• _What is needed_: Please pull out every line that includes the string "this".

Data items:
----

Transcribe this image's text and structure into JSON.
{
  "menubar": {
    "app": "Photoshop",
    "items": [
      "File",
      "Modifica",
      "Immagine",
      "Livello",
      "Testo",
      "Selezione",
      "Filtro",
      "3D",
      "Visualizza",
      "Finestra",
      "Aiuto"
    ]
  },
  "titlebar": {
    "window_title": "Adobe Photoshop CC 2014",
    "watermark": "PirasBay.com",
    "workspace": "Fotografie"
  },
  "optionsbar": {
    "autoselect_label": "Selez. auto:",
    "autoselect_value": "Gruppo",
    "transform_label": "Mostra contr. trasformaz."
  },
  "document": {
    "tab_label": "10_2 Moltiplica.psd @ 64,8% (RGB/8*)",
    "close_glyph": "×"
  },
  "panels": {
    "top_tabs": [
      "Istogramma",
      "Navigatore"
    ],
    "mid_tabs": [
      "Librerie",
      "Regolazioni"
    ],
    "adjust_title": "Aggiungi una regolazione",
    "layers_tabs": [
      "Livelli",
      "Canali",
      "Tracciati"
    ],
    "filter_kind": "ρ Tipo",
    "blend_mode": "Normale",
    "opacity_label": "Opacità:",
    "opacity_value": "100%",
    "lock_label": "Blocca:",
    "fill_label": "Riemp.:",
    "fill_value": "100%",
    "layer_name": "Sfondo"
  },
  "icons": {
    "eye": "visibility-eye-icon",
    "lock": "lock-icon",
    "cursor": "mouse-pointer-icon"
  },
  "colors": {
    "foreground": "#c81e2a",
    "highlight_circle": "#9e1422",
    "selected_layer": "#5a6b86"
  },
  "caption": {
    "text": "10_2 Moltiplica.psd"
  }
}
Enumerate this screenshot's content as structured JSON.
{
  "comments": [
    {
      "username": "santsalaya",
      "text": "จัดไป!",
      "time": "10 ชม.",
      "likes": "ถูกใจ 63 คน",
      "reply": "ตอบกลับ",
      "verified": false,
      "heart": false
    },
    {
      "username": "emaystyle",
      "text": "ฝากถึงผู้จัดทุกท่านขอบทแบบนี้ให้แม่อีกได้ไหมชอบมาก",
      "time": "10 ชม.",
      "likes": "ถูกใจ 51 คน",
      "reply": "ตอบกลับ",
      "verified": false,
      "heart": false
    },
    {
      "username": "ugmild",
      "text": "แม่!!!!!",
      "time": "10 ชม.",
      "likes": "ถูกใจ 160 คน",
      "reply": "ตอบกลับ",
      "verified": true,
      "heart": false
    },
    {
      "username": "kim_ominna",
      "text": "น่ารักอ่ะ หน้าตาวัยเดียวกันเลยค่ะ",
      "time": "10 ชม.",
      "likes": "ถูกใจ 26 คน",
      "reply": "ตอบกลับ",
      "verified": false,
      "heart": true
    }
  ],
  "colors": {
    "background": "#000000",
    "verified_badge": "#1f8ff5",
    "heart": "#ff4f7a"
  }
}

----

• _Exercise result_:
Transcribe this image's text and structure into JSON.
Enumerate this screenshot's content as structured JSON.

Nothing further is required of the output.